- Task goal: Each record is to be transcribed exactly.

── Material

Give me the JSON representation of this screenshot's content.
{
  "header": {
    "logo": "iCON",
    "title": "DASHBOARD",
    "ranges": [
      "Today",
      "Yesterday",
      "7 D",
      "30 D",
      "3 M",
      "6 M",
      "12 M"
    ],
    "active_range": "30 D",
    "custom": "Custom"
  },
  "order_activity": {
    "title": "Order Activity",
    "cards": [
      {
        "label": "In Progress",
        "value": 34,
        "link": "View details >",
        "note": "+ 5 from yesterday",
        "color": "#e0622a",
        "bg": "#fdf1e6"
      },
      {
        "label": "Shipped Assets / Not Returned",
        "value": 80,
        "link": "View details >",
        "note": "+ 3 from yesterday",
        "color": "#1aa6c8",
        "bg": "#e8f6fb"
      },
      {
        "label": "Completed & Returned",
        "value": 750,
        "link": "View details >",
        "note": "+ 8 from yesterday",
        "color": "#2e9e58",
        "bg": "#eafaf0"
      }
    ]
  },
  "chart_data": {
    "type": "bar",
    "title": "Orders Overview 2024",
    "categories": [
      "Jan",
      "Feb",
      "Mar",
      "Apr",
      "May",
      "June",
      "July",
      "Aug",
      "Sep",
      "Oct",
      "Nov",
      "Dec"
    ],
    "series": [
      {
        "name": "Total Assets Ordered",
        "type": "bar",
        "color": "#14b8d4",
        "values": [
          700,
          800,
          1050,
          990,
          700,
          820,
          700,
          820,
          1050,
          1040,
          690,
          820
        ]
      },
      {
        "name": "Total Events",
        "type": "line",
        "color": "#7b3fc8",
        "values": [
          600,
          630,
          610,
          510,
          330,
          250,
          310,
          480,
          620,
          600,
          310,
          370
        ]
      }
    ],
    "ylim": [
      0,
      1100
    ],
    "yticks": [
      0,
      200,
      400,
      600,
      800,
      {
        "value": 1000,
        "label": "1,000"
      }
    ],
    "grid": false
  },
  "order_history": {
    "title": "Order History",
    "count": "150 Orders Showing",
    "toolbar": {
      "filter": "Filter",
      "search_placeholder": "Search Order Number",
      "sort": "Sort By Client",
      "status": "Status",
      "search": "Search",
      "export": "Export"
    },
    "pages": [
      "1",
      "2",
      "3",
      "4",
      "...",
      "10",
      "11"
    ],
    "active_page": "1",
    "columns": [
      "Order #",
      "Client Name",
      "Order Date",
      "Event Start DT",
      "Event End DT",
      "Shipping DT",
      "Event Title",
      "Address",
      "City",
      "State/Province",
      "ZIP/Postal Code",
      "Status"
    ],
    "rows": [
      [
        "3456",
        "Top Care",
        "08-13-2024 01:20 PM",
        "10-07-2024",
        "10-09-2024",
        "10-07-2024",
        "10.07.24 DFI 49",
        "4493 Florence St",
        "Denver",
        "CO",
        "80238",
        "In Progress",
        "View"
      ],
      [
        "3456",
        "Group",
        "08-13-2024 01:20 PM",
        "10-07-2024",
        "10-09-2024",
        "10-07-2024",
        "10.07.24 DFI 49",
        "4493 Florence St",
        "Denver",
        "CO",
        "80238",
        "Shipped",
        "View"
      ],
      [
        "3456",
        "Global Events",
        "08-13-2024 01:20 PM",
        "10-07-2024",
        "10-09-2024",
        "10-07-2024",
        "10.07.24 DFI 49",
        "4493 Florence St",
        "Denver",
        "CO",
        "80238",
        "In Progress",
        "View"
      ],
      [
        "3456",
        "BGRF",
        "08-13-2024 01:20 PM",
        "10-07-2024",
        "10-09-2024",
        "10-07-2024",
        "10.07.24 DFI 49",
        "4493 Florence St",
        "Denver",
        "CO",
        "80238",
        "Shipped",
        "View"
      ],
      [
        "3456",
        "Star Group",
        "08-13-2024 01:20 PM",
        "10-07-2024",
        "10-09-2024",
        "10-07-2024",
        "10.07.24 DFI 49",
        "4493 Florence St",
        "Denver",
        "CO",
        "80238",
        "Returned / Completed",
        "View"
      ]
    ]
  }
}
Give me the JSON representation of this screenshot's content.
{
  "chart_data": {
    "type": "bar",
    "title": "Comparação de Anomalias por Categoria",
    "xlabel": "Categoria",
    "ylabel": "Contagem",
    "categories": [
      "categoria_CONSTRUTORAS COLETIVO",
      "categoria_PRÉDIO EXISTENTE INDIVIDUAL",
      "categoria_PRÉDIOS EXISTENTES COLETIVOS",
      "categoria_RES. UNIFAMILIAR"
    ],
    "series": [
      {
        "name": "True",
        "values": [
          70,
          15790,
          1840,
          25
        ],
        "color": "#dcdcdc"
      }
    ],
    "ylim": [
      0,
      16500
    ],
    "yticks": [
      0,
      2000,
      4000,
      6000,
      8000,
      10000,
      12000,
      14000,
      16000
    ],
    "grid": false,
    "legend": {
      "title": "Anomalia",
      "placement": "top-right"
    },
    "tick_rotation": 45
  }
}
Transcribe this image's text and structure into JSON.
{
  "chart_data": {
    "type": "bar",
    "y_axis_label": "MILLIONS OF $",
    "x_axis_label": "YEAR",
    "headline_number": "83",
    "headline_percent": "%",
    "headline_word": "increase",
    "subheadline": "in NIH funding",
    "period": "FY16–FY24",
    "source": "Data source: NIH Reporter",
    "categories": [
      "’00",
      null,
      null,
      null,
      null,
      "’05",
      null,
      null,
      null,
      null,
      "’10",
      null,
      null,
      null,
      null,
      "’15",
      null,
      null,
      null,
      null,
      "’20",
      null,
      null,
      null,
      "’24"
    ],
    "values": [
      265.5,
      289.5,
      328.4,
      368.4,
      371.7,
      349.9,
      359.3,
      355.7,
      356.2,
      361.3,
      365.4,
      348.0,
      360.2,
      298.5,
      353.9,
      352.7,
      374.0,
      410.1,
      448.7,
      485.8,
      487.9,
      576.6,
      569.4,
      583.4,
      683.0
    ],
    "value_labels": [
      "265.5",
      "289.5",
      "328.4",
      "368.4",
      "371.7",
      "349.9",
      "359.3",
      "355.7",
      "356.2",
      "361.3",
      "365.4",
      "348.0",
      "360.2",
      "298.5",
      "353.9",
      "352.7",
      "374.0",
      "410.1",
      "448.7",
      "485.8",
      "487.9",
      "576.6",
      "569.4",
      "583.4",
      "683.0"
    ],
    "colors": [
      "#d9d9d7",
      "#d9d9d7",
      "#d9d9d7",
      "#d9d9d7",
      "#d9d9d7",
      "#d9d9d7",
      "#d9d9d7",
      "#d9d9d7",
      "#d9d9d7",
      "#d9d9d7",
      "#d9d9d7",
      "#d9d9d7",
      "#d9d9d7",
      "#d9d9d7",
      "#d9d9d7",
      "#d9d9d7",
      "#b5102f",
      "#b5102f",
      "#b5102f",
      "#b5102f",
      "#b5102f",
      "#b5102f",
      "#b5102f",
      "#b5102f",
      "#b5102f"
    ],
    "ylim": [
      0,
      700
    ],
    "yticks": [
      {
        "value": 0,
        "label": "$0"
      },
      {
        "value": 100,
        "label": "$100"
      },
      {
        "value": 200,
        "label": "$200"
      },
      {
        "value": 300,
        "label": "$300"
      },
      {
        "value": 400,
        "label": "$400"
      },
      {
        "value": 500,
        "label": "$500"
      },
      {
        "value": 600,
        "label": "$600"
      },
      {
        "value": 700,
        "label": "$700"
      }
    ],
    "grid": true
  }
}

────

- Response for this exercise:
Give me the JSON representation of this screenshot's content.
{
  "header": {
    "logo": "iCON",
    "title": "DASHBOARD",
    "ranges": [
      "Today",
      "Yesterday",
      "7 D",
      "30 D",
      "3 M",
      "6 M",
      "12 M"
    ],
    "active_range": "30 D",
    "custom": "Custom"
  },
  "order_activity": {
    "title": "Order Activity",
    "cards": [
      {
        "label": "In Progress",
        "value": 34,
        "link": "View details >",
        "note": "+ 5 from yesterday",
        "color": "#e0622a",
        "bg": "#fdf1e6"
      },
      {
        "label": "Shipped Assets / Not Returned",
        "value": 80,
        "link": "View details >",
        "note": "+ 3 from yesterday",
        "color": "#1aa6c8",
        "bg": "#e8f6fb"
      },
      {
        "label": "Completed & Returned",
        "value": 750,
        "link": "View details >",
        "note": "+ 8 from yesterday",
        "color": "#2e9e58",
        "bg": "#eafaf0"
      }
    ]
  },
  "chart_data": {
    "type": "bar",
    "title": "Orders Overview 2024",
    "categories": [
      "Jan",
      "Feb",
      "Mar",
      "Apr",
      "May",
      "June",
      "July",
      "Aug",
      "Sep",
      "Oct",
      "Nov",
      "Dec"
    ],
    "series": [
      {
        "name": "Total Assets Ordered",
        "type": "bar",
        "color": "#14b8d4",
        "values": [
          700,
          800,
          1050,
          990,
          700,
          820,
          700,
          820,
          1050,
          1040,
          690,
          820
        ]
      },
      {
        "name": "Total Events",
        "type": "line",
        "color": "#7b3fc8",
        "values": [
          600,
          630,
          610,
          510,
          330,
          250,
          310,
          480,
          620,
          600,
          310,
          370
        ]
      }
    ],
    "ylim": [
      0,
      1100
    ],
    "yticks": [
      0,
      200,
      400,
      600,
      800,
      {
        "value": 1000,
        "label": "1,000"
      }
    ],
    "grid": false
  },
  "order_history": {
    "title": "Order History",
    "count": "150 Orders Showing",
    "toolbar": {
      "filter": "Filter",
      "search_placeholder": "Search Order Number",
      "sort": "Sort By Client",
      "status": "Status",
      "search": "Search",
      "export": "Export"
    },
    "pages": [
      "1",
      "2",
      "3",
      "4",
      "...",
      "10",
      "11"
    ],
    "active_page": "1",
    "columns": [
      "Order #",
      "Client Name",
      "Order Date",
      "Event Start DT",
      "Event End DT",
      "Shipping DT",
      "Event Title",
      "Address",
      "City",
      "State/Province",
      "ZIP/Postal Code",
      "Status"
    ],
    "rows": [
      [
        "3456",
        "Top Care",
        "08-13-2024 01:20 PM",
        "10-07-2024",
        "10-09-2024",
        "10-07-2024",
        "10.07.24 DFI 49",
        "4493 Florence St",
        "Denver",
        "CO",
        "80238",
        "In Progress",
        "View"
      ],
      [
        "3456",
        "Group",
        "08-13-2024 01:20 PM",
        "10-07-2024",
        "10-09-2024",
        "10-07-2024",
        "10.07.24 DFI 49",
        "4493 Florence St",
        "Denver",
        "CO",
        "80238",
        "Shipped",
        "View"
      ],
      [
        "3456",
        "Global Events",
        "08-13-2024 01:20 PM",
        "10-07-2024",
        "10-09-2024",
        "10-07-2024",
        "10.07.24 DFI 49",
        "4493 Florence St",
        "Denver",
        "CO",
        "80238",
        "In Progress",
        "View"
      ],
      [
        "3456",
        "BGRF",
        "08-13-2024 01:20 PM",
        "10-07-2024",
        "10-09-2024",
        "10-07-2024",
        "10.07.24 DFI 49",
        "4493 Florence St",
        "Denver",
        "CO",
        "80238",
        "Shipped",
        "View"
      ],
      [
        "3456",
        "Star Group",
        "08-13-2024 01:20 PM",
        "10-07-2024",
        "10-09-2024",
        "10-07-2024",
        "10.07.24 DFI 49",
        "4493 Florence St",
        "Denver",
        "CO",
        "80238",
        "Returned / Completed",
        "View"
      ]
    ]
  }
}
Give me the JSON representation of this screenshot's content.
{
  "chart_data": {
    "type": "bar",
    "title": "Comparação de Anomalias por Categoria",
    "xlabel": "Categoria",
    "ylabel": "Contagem",
    "categories": [
      "categoria_CONSTRUTORAS COLETIVO",
      "categoria_PRÉDIO EXISTENTE INDIVIDUAL",
      "categoria_PRÉDIOS EXISTENTES COLETIVOS",
      "categoria_RES. UNIFAMILIAR"
    ],
    "series": [
      {
        "name": "True",
        "values": [
          70,
          15790,
          1840,
          25
        ],
        "color": "#dcdcdc"
      }
    ],
    "ylim": [
      0,
      16500
    ],
    "yticks": [
      0,
      2000,
      4000,
      6000,
      8000,
      10000,
      12000,
      14000,
      16000
    ],
    "grid": false,
    "legend": {
      "title": "Anomalia",
      "placement": "top-right"
    },
    "tick_rotation": 45
  }
}
Transcribe this image's text and structure into JSON.
{
  "chart_data": {
    "type": "bar",
    "y_axis_label": "MILLIONS OF $",
    "x_axis_label": "YEAR",
    "headline_number": "83",
    "headline_percent": "%",
    "headline_word": "increase",
    "subheadline": "in NIH funding",
    "period": "FY16–FY24",
    "source": "Data source: NIH Reporter",
    "categories": [
      "’00",
      null,
      null,
      null,
      null,
      "’05",
      null,
      null,
      null,
      null,
      "’10",
      null,
      null,
      null,
      null,
      "’15",
      null,
      null,
      null,
      null,
      "’20",
      null,
      null,
      null,
      "’24"
    ],
    "values": [
      265.5,
      289.5,
      328.4,
      368.4,
      371.7,
      349.9,
      359.3,
      355.7,
      356.2,
      361.3,
      365.4,
      348.0,
      360.2,
      298.5,
      353.9,
      352.7,
      374.0,
      410.1,
      448.7,
      485.8,
      487.9,
      576.6,
      569.4,
      583.4,
      683.0
    ],
    "value_labels": [
      "265.5",
      "289.5",
      "328.4",
      "368.4",
      "371.7",
      "349.9",
      "359.3",
      "355.7",
      "356.2",
      "361.3",
      "365.4",
      "348.0",
      "360.2",
      "298.5",
      "353.9",
      "352.7",
      "374.0",
      "410.1",
      "448.7",
      "485.8",
      "487.9",
      "576.6",
      "569.4",
      "583.4",
      "683.0"
    ],
    "colors": [
      "#d9d9d7",
      "#d9d9d7",
      "#d9d9d7",
      "#d9d9d7",
      "#d9d9d7",
      "#d9d9d7",
      "#d9d9d7",
      "#d9d9d7",
      "#d9d9d7",
      "#d9d9d7",
      "#d9d9d7",
      "#d9d9d7",
      "#d9d9d7",
      "#d9d9d7",
      "#d9d9d7",
      "#d9d9d7",
      "#b5102f",
      "#b5102f",
      "#b5102f",
      "#b5102f",
      "#b5102f",
      "#b5102f",
      "#b5102f",
      "#b5102f",
      "#b5102f"
    ],
    "ylim": [
      0,
      700
    ],
    "yticks": [
      {
        "value": 0,
        "label": "$0"
      },
      {
        "value": 100,
        "label": "$100"
      },
      {
        "value": 200,
        "label": "$200"
      },
      {
        "value": 300,
        "label": "$300"
      },
      {
        "value": 400,
        "label": "$400"
      },
      {
        "value": 500,
        "label": "$500"
      },
      {
        "value": 600,
        "label": "$600"
      },
      {
        "value": 700,
        "label": "$700"
      }
    ],
    "grid": true
  }
}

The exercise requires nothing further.